Read the entries below and pull out each line with the string "кабельный".

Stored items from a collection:

_ _ _ _ _

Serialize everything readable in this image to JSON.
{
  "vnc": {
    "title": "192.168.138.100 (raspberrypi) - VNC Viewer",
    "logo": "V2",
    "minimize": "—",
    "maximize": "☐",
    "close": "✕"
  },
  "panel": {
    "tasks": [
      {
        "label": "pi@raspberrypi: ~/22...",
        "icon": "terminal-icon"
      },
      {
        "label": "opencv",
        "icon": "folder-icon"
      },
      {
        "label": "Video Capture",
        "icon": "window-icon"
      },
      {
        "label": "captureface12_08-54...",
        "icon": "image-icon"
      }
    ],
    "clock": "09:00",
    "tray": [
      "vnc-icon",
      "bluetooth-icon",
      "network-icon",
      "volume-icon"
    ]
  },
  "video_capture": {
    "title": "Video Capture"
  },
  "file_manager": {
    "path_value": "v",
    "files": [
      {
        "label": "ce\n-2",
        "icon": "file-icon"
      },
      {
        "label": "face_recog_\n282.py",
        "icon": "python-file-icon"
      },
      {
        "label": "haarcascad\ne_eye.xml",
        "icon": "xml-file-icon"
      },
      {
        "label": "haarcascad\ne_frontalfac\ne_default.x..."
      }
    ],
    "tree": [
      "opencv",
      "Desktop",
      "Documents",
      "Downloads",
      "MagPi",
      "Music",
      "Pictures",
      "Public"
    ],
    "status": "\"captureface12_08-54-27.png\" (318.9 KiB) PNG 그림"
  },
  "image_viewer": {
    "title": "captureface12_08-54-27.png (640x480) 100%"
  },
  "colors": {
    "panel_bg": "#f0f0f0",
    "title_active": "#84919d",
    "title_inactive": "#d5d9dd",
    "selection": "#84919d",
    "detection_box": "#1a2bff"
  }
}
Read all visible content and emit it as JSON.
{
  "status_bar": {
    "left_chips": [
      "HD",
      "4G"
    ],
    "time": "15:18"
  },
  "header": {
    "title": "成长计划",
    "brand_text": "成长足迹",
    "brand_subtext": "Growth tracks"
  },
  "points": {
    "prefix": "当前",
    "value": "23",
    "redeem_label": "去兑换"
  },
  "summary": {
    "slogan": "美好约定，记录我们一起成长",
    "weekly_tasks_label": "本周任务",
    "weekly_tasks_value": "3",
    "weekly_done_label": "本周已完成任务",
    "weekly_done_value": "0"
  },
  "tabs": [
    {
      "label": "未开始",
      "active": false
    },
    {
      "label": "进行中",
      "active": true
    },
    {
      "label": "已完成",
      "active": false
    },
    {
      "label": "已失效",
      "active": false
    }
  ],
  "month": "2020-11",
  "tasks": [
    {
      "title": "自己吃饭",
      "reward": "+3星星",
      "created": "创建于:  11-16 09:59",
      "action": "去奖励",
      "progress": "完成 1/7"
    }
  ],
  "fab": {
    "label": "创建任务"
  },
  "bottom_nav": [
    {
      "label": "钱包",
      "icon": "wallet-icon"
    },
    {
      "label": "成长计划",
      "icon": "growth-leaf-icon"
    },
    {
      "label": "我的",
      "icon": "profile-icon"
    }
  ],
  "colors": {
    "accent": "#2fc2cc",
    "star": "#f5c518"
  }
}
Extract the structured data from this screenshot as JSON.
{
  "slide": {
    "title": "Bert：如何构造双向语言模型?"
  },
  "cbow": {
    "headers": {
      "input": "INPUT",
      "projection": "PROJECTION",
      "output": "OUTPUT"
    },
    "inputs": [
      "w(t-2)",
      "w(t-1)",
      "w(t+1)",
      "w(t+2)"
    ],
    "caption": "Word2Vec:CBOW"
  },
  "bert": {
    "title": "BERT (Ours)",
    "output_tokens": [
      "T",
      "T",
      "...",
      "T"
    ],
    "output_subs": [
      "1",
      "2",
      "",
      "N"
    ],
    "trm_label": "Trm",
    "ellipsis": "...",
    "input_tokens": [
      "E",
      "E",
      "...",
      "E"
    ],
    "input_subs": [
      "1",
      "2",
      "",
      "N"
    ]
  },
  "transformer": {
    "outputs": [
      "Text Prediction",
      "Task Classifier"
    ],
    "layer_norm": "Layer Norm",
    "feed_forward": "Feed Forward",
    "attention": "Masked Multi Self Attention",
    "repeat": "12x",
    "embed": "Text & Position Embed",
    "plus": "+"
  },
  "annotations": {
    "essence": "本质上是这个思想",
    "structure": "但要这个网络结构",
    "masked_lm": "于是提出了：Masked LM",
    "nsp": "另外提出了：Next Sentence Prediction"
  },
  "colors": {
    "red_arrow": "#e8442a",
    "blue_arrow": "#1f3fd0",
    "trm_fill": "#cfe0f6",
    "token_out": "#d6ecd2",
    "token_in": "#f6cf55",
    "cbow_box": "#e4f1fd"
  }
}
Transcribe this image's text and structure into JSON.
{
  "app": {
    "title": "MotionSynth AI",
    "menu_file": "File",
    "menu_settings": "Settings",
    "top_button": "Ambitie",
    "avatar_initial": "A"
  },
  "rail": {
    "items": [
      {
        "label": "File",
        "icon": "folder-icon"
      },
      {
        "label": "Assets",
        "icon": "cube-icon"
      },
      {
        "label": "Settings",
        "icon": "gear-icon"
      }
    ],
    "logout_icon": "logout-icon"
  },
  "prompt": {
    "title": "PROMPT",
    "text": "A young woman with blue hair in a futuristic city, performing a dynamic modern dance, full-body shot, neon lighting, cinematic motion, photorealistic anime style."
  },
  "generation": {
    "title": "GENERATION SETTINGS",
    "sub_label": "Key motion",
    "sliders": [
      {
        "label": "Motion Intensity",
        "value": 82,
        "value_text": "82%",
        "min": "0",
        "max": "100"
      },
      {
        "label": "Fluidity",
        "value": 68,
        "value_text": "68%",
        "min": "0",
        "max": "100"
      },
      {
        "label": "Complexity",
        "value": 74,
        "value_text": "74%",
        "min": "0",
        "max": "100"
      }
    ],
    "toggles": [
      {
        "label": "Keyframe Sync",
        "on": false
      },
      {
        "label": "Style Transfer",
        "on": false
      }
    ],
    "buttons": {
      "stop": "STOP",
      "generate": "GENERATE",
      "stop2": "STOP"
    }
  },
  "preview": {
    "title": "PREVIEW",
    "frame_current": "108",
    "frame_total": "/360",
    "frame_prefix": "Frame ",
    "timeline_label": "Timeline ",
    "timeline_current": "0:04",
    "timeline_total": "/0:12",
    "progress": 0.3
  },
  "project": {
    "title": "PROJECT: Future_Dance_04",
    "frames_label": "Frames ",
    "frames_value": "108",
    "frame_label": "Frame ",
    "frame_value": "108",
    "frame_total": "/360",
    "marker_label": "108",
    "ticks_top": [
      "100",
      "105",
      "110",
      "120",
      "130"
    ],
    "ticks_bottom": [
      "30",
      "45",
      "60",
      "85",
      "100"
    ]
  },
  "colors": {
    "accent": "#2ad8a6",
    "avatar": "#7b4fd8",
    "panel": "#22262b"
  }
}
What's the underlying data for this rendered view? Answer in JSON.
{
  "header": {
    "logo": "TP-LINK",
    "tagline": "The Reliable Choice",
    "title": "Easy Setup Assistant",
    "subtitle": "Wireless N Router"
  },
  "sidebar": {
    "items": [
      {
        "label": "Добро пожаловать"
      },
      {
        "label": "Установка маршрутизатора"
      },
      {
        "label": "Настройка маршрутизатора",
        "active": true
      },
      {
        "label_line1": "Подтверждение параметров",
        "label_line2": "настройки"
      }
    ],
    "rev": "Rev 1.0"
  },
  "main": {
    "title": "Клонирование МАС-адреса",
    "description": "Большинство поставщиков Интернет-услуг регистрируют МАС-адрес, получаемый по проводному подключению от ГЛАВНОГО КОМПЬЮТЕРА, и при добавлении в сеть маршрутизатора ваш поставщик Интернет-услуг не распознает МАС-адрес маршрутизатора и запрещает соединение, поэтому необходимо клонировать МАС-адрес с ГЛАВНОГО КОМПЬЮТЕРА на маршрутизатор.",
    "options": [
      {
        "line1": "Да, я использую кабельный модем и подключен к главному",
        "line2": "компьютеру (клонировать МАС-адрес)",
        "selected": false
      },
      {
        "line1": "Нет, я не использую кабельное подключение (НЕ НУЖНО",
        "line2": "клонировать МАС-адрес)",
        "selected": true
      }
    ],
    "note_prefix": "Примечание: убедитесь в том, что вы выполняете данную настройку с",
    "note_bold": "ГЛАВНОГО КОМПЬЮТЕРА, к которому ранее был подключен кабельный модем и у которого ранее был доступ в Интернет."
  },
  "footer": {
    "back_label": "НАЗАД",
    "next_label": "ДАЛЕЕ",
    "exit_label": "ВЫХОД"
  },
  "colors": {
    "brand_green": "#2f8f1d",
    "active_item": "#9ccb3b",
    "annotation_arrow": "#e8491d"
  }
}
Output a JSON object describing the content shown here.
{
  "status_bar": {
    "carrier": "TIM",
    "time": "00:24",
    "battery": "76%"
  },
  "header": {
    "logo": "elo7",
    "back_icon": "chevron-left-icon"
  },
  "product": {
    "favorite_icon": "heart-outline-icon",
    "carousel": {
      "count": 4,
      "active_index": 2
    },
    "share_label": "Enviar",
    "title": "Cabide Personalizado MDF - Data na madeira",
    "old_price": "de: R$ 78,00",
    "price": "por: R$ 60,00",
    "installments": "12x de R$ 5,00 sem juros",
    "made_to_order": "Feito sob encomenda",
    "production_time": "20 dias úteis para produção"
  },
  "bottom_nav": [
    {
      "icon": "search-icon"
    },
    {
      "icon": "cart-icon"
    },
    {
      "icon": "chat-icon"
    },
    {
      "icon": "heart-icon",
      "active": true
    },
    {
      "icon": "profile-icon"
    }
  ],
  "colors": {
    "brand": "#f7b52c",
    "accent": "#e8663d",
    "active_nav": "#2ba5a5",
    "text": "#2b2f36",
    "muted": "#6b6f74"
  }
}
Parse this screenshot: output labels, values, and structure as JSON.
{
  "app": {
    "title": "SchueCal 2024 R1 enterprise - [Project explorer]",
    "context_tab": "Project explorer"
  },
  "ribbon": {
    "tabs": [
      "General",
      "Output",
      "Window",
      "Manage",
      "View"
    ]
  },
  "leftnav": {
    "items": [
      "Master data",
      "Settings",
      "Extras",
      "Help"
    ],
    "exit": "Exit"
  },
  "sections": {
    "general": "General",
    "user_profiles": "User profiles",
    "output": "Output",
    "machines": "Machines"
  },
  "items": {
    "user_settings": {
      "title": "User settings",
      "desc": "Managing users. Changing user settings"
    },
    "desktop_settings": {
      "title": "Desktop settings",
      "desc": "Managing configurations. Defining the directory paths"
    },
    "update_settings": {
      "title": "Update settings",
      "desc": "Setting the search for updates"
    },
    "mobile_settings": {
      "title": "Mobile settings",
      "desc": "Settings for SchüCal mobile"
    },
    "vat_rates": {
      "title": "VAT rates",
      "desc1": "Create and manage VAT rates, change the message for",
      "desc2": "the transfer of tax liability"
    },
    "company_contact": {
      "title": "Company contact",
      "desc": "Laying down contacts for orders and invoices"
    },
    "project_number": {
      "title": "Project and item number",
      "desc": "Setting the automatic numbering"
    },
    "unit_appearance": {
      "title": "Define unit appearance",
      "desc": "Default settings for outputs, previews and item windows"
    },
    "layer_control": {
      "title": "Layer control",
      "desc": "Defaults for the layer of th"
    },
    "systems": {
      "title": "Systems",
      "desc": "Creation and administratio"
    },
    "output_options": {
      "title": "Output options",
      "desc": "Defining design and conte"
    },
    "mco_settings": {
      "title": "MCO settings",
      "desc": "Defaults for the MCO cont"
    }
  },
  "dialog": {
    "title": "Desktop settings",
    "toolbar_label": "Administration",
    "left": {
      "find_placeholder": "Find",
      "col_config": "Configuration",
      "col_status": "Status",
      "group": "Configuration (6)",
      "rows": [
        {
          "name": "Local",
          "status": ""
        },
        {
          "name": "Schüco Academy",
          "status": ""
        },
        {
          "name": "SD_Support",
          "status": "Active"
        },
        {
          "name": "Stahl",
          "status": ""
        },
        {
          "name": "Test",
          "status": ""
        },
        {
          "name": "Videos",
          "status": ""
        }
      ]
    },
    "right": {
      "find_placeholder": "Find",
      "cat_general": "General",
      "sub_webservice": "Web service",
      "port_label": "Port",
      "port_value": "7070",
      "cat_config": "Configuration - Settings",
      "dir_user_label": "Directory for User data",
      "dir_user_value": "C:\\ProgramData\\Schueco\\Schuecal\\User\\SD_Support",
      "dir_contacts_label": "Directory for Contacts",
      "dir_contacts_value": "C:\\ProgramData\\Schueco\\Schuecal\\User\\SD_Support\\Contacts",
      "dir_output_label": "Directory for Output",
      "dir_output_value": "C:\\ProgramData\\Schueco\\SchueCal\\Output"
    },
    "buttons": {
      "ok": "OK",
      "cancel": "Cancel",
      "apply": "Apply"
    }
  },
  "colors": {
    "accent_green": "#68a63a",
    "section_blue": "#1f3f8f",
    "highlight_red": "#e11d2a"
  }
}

_ _ _ _ _

◆ Solution for this exercise
        "line1": "Да, я использую кабельный модем и подключен к главному",
    "note_bold": "ГЛАВНОГО КОМПЬЮТЕРА, к которому ранее был подключен кабельный модем и у которого ранее был доступ в Интернет."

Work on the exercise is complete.